▸ **OBJECTIVE**: Isolate every line in the records below with "value" in it.

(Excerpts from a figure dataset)
---
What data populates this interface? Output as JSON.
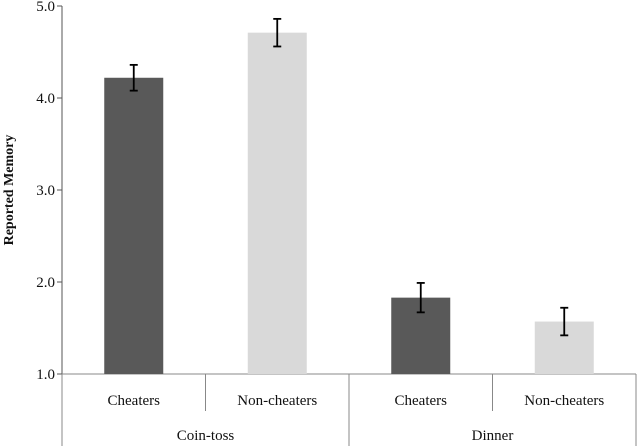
{
  "chart_data": {
    "type": "bar",
    "ylabel": "Reported Memory",
    "ylim": [
      1.0,
      5.0
    ],
    "yticks": [
      "1.0",
      "2.0",
      "3.0",
      "4.0",
      "5.0"
    ],
    "grid": false,
    "groups": [
      {
        "label": "Coin-toss",
        "bars": [
          {
            "category": "Cheaters",
            "value": 4.22,
            "error": 0.14,
            "color": "#595959"
          },
          {
            "category": "Non-cheaters",
            "value": 4.71,
            "error": 0.15,
            "color": "#d9d9d9"
          }
        ]
      },
      {
        "label": "Dinner",
        "bars": [
          {
            "category": "Cheaters",
            "value": 1.83,
            "error": 0.16,
            "color": "#595959"
          },
          {
            "category": "Non-cheaters",
            "value": 1.57,
            "error": 0.15,
            "color": "#d9d9d9"
          }
        ]
      }
    ]
  }
}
---
▸ **ANSWER TO THE EXERCISE**:
            "value": 4.22,
            "value": 4.71,
            "value": 1.83,
            "value": 1.57,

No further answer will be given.